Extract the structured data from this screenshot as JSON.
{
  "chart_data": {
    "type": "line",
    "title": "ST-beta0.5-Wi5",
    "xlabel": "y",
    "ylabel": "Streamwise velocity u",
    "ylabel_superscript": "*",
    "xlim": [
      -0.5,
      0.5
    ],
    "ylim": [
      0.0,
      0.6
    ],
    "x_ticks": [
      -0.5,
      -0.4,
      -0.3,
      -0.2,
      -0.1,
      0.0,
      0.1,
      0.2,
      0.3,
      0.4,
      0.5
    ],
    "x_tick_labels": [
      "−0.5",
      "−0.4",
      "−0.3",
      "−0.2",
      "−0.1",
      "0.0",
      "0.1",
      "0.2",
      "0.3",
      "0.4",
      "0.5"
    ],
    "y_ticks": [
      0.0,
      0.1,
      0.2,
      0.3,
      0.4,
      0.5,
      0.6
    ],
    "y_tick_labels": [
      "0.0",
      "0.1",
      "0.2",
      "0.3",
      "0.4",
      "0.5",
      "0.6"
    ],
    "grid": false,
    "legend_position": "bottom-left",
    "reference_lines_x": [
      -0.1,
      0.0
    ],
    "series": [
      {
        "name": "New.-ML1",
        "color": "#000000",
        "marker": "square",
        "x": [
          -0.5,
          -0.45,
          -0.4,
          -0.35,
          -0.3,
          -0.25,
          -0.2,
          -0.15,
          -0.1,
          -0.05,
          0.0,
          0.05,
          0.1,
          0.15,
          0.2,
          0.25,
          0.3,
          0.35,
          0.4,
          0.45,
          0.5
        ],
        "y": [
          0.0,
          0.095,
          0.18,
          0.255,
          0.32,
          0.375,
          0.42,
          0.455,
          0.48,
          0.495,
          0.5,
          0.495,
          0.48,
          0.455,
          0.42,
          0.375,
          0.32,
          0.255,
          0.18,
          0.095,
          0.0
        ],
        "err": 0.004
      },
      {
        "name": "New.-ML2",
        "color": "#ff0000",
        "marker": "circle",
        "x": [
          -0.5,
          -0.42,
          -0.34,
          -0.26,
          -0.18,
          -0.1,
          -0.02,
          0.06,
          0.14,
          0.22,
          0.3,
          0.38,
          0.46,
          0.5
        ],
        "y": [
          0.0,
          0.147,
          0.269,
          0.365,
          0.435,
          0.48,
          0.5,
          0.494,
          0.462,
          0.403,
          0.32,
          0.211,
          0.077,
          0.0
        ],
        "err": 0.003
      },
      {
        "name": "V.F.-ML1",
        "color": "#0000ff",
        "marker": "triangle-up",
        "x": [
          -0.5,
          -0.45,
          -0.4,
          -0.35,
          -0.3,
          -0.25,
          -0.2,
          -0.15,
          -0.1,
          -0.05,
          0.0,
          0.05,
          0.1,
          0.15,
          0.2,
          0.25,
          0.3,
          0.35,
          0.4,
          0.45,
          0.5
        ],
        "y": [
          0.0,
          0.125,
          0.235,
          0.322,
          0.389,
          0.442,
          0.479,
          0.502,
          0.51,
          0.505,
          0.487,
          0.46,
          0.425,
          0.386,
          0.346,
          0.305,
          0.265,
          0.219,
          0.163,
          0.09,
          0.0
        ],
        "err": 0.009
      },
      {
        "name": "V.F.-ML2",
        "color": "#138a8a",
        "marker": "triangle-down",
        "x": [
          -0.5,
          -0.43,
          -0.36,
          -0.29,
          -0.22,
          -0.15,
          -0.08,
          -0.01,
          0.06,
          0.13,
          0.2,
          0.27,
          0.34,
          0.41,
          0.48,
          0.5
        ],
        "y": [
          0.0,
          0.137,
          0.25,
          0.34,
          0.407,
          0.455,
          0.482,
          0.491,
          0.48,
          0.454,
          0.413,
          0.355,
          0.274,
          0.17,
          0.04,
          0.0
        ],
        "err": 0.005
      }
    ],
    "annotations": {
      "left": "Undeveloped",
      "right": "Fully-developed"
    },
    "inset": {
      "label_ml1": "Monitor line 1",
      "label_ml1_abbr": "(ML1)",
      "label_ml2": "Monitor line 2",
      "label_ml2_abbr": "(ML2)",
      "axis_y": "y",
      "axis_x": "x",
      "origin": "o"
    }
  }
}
------
TASK:
Transcribe every entry word for word.

ANSWER TO THIS EXERCISE:
Extract the structured data from this screenshot as JSON.
{
  "chart_data": {
    "type": "line",
    "title": "ST-beta0.5-Wi5",
    "xlabel": "y",
    "ylabel": "Streamwise velocity u",
    "ylabel_superscript": "*",
    "xlim": [
      -0.5,
      0.5
    ],
    "ylim": [
      0.0,
      0.6
    ],
    "x_ticks": [
      -0.5,
      -0.4,
      -0.3,
      -0.2,
      -0.1,
      0.0,
      0.1,
      0.2,
      0.3,
      0.4,
      0.5
    ],
    "x_tick_labels": [
      "−0.5",
      "−0.4",
      "−0.3",
      "−0.2",
      "−0.1",
      "0.0",
      "0.1",
      "0.2",
      "0.3",
      "0.4",
      "0.5"
    ],
    "y_ticks": [
      0.0,
      0.1,
      0.2,
      0.3,
      0.4,
      0.5,
      0.6
    ],
    "y_tick_labels": [
      "0.0",
      "0.1",
      "0.2",
      "0.3",
      "0.4",
      "0.5",
      "0.6"
    ],
    "grid": false,
    "legend_position": "bottom-left",
    "reference_lines_x": [
      -0.1,
      0.0
    ],
    "series": [
      {
        "name": "New.-ML1",
        "color": "#000000",
        "marker": "square",
        "x": [
          -0.5,
          -0.45,
          -0.4,
          -0.35,
          -0.3,
          -0.25,
          -0.2,
          -0.15,
          -0.1,
          -0.05,
          0.0,
          0.05,
          0.1,
          0.15,
          0.2,
          0.25,
          0.3,
          0.35,
          0.4,
          0.45,
          0.5
        ],
        "y": [
          0.0,
          0.095,
          0.18,
          0.255,
          0.32,
          0.375,
          0.42,
          0.455,
          0.48,
          0.495,
          0.5,
          0.495,
          0.48,
          0.455,
          0.42,
          0.375,
          0.32,
          0.255,
          0.18,
          0.095,
          0.0
        ],
        "err": 0.004
      },
      {
        "name": "New.-ML2",
        "color": "#ff0000",
        "marker": "circle",
        "x": [
          -0.5,
          -0.42,
          -0.34,
          -0.26,
          -0.18,
          -0.1,
          -0.02,
          0.06,
          0.14,
          0.22,
          0.3,
          0.38,
          0.46,
          0.5
        ],
        "y": [
          0.0,
          0.147,
          0.269,
          0.365,
          0.435,
          0.48,
          0.5,
          0.494,
          0.462,
          0.403,
          0.32,
          0.211,
          0.077,
          0.0
        ],
        "err": 0.003
      },
      {
        "name": "V.F.-ML1",
        "color": "#0000ff",
        "marker": "triangle-up",
        "x": [
          -0.5,
          -0.45,
          -0.4,
          -0.35,
          -0.3,
          -0.25,
          -0.2,
          -0.15,
          -0.1,
          -0.05,
          0.0,
          0.05,
          0.1,
          0.15,
          0.2,
          0.25,
          0.3,
          0.35,
          0.4,
          0.45,
          0.5
        ],
        "y": [
          0.0,
          0.125,
          0.235,
          0.322,
          0.389,
          0.442,
          0.479,
          0.502,
          0.51,
          0.505,
          0.487,
          0.46,
          0.425,
          0.386,
          0.346,
          0.305,
          0.265,
          0.219,
          0.163,
          0.09,
          0.0
        ],
        "err": 0.009
      },
      {
        "name": "V.F.-ML2",
        "color": "#138a8a",
        "marker": "triangle-down",
        "x": [
          -0.5,
          -0.43,
          -0.36,
          -0.29,
          -0.22,
          -0.15,
          -0.08,
          -0.01,
          0.06,
          0.13,
          0.2,
          0.27,
          0.34,
          0.41,
          0.48,
          0.5
        ],
        "y": [
          0.0,
          0.137,
          0.25,
          0.34,
          0.407,
          0.455,
          0.482,
          0.491,
          0.48,
          0.454,
          0.413,
          0.355,
          0.274,
          0.17,
          0.04,
          0.0
        ],
        "err": 0.005
      }
    ],
    "annotations": {
      "left": "Undeveloped",
      "right": "Fully-developed"
    },
    "inset": {
      "label_ml1": "Monitor line 1",
      "label_ml1_abbr": "(ML1)",
      "label_ml2": "Monitor line 2",
      "label_ml2_abbr": "(ML2)",
      "axis_y": "y",
      "axis_x": "x",
      "origin": "o"
    }
  }
}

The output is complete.